CHALLENGE: Tally the lines holding the word "瓦斯治理不彻底" and state the count by itself.

DATA TO USE:

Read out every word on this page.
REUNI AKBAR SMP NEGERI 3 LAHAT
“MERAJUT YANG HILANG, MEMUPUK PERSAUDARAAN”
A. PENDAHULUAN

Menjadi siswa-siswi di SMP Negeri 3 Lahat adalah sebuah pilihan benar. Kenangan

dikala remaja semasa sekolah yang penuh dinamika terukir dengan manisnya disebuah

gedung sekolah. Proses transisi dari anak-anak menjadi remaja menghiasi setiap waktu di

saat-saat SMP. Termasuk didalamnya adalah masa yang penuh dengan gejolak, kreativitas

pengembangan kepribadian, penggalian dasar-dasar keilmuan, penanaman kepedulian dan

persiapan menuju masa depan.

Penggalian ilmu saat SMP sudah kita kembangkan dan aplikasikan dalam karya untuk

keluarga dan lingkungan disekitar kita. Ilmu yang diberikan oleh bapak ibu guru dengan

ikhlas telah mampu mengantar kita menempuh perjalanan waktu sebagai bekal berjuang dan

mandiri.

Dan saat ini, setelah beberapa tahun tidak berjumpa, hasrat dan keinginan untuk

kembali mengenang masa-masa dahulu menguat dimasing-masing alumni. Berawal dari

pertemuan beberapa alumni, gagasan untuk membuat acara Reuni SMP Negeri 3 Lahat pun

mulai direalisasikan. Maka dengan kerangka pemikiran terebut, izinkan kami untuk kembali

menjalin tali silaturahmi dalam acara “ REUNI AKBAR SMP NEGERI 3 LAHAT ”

...

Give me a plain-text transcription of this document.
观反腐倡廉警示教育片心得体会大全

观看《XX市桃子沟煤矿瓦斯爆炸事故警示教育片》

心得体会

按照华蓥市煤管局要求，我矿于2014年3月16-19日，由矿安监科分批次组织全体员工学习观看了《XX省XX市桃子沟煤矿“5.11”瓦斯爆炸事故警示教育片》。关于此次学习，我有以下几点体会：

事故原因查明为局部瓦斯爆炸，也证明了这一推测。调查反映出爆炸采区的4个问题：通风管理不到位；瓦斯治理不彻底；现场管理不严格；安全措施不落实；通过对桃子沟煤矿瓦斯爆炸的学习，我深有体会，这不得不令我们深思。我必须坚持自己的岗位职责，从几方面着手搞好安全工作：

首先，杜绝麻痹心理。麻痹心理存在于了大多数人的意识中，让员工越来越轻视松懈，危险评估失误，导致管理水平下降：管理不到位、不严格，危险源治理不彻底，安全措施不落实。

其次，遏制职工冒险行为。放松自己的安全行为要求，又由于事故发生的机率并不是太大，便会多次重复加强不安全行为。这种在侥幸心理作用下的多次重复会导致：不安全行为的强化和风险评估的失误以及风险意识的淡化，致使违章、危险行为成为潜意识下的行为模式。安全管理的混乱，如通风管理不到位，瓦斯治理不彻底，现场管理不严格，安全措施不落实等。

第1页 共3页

COMPLETE RESPONSE: 2